Goal of the exercise — Retype each record below word for word. Leave the pictures out.

+ + + + + + +

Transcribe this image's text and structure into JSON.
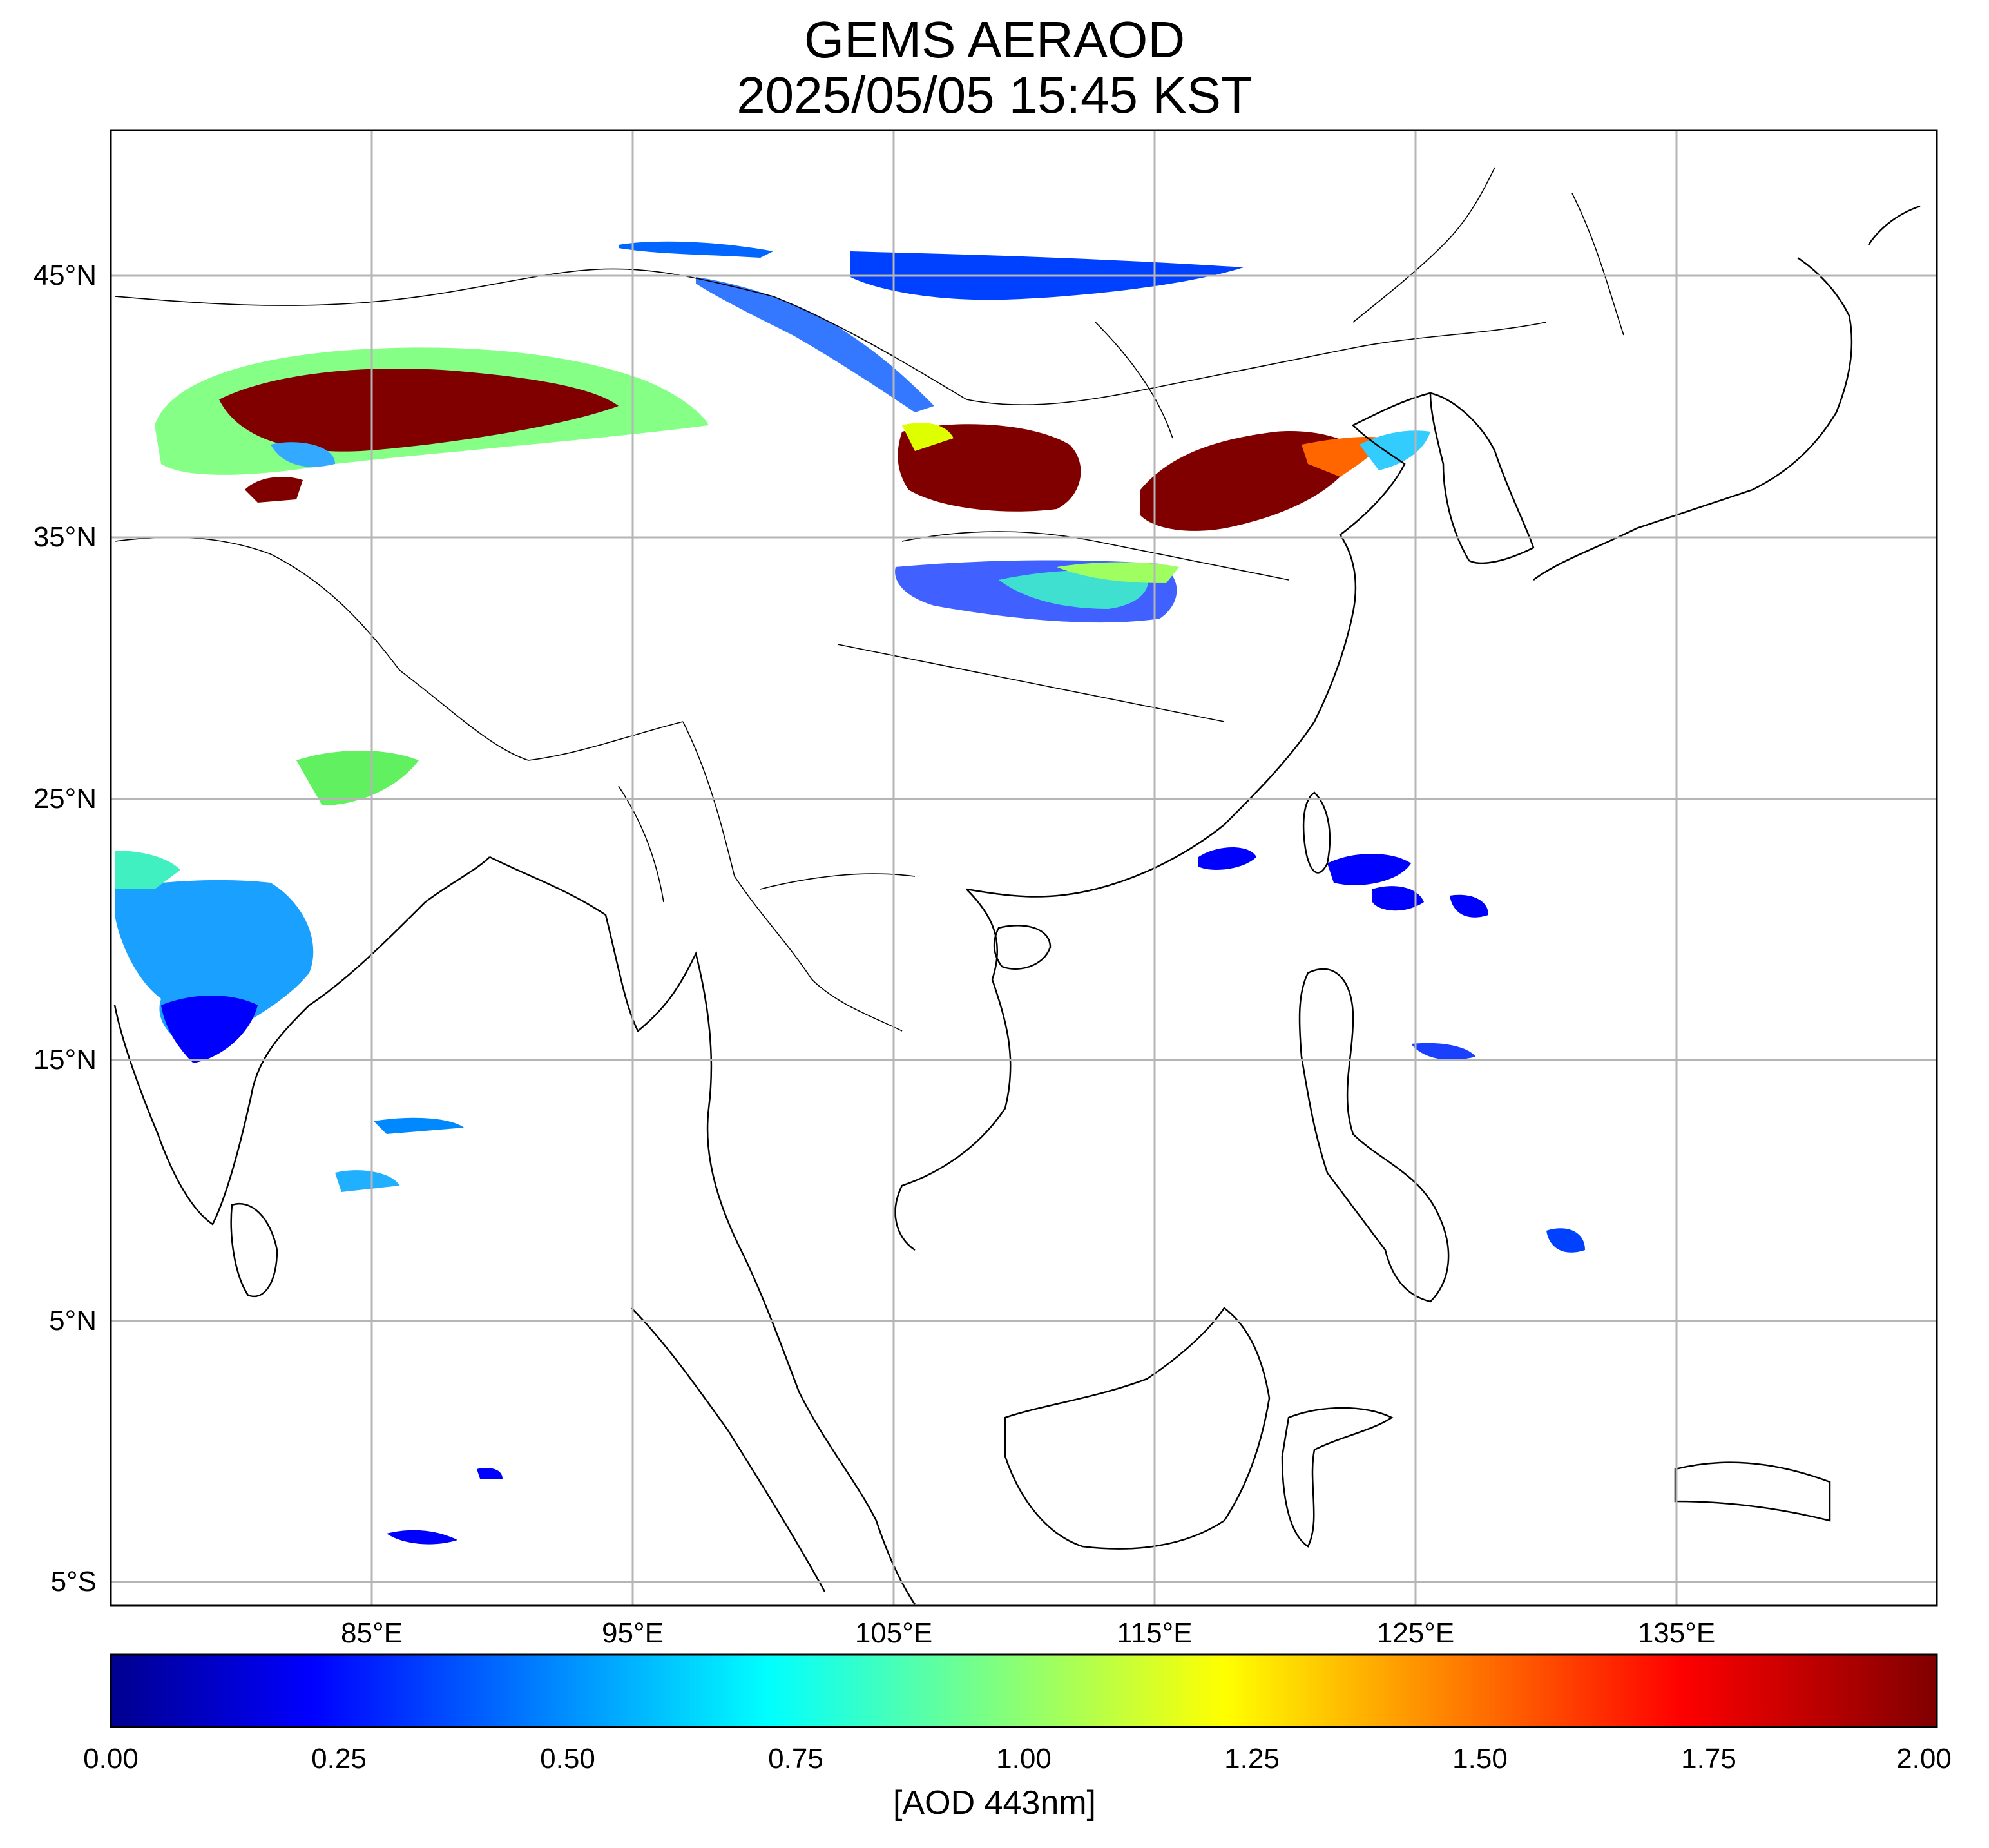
{
  "title": {
    "line1": "GEMS AERAOD",
    "line2": "2025/05/05 15:45 KST"
  },
  "map": {
    "lat_labels": [
      "45°N",
      "35°N",
      "25°N",
      "15°N",
      "5°N",
      "5°S"
    ],
    "lon_labels": [
      "85°E",
      "95°E",
      "105°E",
      "115°E",
      "125°E",
      "135°E"
    ],
    "lat_values": [
      45,
      35,
      25,
      15,
      5,
      -5
    ],
    "lon_values": [
      85,
      95,
      105,
      115,
      125,
      135
    ],
    "lon_range": [
      75,
      145
    ],
    "lat_range": [
      -6,
      50.5
    ],
    "grid": true
  },
  "colorbar": {
    "labels": [
      "0.00",
      "0.25",
      "0.50",
      "0.75",
      "1.00",
      "1.25",
      "1.50",
      "1.75",
      "2.00"
    ],
    "range": [
      0,
      2
    ],
    "title": "[AOD 443nm]",
    "colormap": "jet"
  },
  "colors": {
    "low": "#00008f",
    "blue": "#0000ff",
    "cyan": "#00ffff",
    "yellow": "#ffff00",
    "red": "#ff0000",
    "high": "#800000"
  }
}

+ + + + + + +

Task solution —
Transcribe this image's text and structure into JSON.
{
  "title": {
    "line1": "GEMS AERAOD",
    "line2": "2025/05/05 15:45 KST"
  },
  "map": {
    "lat_labels": [
      "45°N",
      "35°N",
      "25°N",
      "15°N",
      "5°N",
      "5°S"
    ],
    "lon_labels": [
      "85°E",
      "95°E",
      "105°E",
      "115°E",
      "125°E",
      "135°E"
    ],
    "lat_values": [
      45,
      35,
      25,
      15,
      5,
      -5
    ],
    "lon_values": [
      85,
      95,
      105,
      115,
      125,
      135
    ],
    "lon_range": [
      75,
      145
    ],
    "lat_range": [
      -6,
      50.5
    ],
    "grid": true
  },
  "colorbar": {
    "labels": [
      "0.00",
      "0.25",
      "0.50",
      "0.75",
      "1.00",
      "1.25",
      "1.50",
      "1.75",
      "2.00"
    ],
    "range": [
      0,
      2
    ],
    "title": "[AOD 443nm]",
    "colormap": "jet"
  },
  "colors": {
    "low": "#00008f",
    "blue": "#0000ff",
    "cyan": "#00ffff",
    "yellow": "#ffff00",
    "red": "#ff0000",
    "high": "#800000"
  }
}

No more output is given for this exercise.